### EXERCISE GOAL
Search the material for the word "JSON" and copy each line that holds it.

■ ■ ■ ■

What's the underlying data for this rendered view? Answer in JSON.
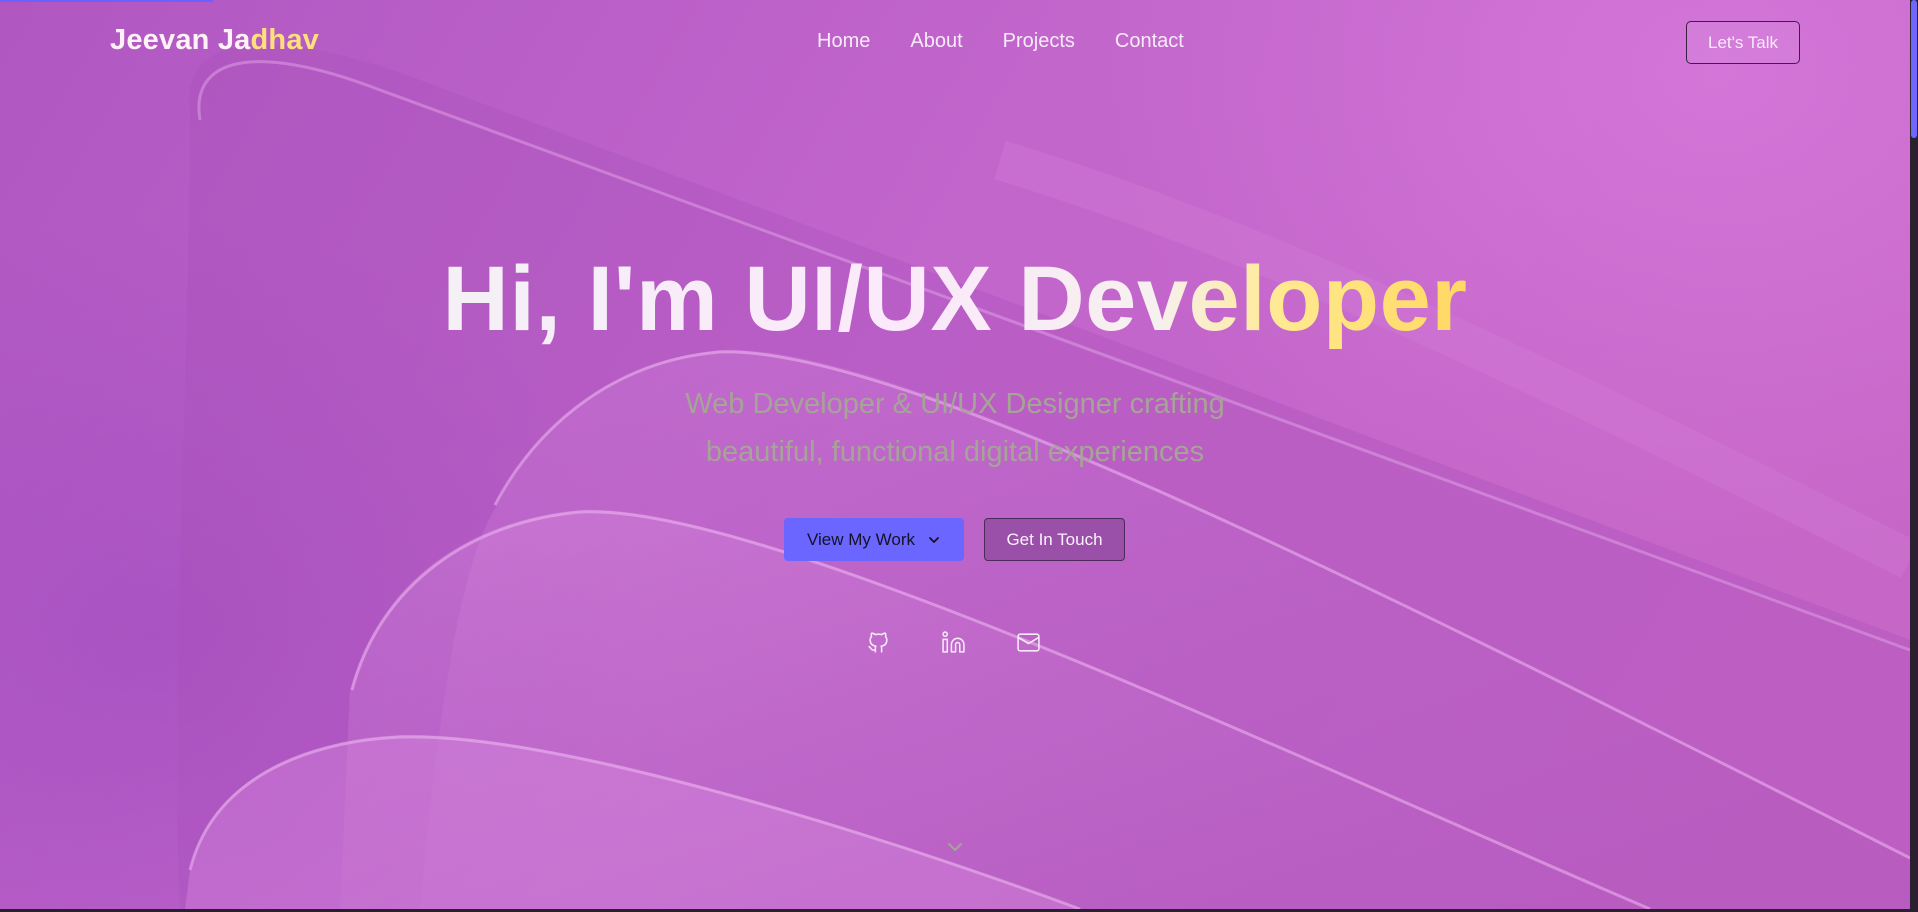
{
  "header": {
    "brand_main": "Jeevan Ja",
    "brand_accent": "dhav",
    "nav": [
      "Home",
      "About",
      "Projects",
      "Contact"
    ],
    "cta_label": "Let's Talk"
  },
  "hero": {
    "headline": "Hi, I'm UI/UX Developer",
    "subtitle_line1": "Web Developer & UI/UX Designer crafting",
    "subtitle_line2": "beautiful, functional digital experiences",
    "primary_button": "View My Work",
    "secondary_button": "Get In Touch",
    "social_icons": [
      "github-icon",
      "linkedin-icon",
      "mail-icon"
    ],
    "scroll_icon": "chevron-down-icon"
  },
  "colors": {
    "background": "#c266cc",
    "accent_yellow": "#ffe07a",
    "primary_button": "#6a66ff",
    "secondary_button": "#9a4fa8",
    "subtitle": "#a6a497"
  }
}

■ ■ ■ ■

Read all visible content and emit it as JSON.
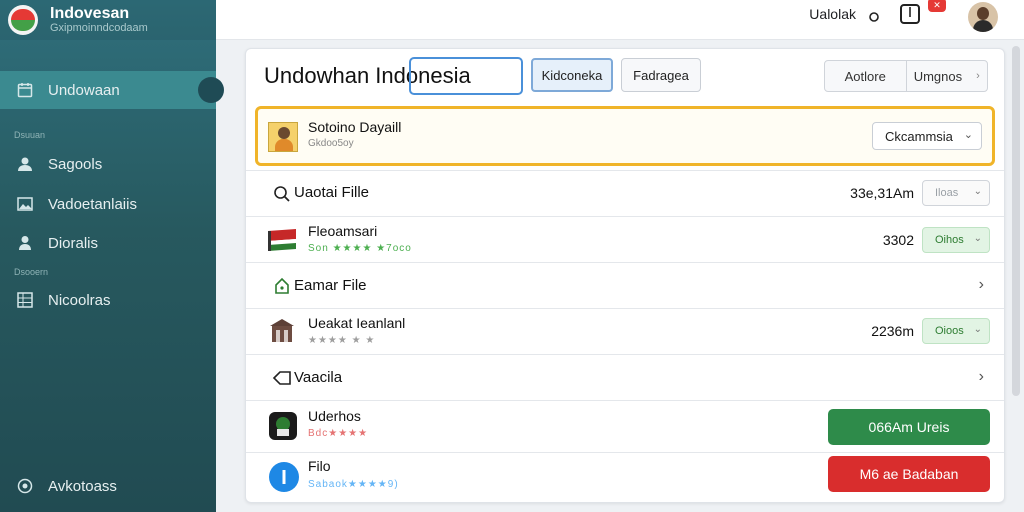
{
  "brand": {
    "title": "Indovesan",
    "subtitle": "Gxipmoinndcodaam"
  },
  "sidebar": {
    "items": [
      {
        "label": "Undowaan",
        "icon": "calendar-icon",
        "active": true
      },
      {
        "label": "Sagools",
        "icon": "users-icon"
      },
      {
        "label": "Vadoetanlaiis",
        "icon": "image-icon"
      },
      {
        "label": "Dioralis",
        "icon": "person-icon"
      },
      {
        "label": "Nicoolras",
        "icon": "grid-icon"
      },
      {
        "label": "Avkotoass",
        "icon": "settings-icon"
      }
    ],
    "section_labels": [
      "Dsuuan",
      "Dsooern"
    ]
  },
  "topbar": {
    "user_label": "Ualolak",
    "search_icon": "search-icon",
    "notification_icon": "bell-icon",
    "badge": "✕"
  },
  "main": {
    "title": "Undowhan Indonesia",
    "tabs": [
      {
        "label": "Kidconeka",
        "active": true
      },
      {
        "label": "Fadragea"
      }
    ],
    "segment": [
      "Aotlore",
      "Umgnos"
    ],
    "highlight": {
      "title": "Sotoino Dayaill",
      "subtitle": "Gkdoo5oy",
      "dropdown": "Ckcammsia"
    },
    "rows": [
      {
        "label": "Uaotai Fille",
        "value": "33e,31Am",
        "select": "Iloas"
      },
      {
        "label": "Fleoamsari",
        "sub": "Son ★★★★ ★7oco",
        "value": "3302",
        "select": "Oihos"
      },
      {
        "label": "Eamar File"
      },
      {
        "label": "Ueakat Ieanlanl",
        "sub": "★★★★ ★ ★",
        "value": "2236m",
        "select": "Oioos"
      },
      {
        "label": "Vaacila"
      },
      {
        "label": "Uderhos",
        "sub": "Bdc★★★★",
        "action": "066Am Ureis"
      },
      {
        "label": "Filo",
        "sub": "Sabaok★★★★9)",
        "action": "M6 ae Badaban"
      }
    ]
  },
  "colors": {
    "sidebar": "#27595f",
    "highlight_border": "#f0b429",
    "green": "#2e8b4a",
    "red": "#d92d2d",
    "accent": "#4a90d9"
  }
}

■ ■ ■ ■

### SOLUTION BELOW
What's the underlying data for this rendered view? Answer in JSON.
Read all visible content and emit it as JSON.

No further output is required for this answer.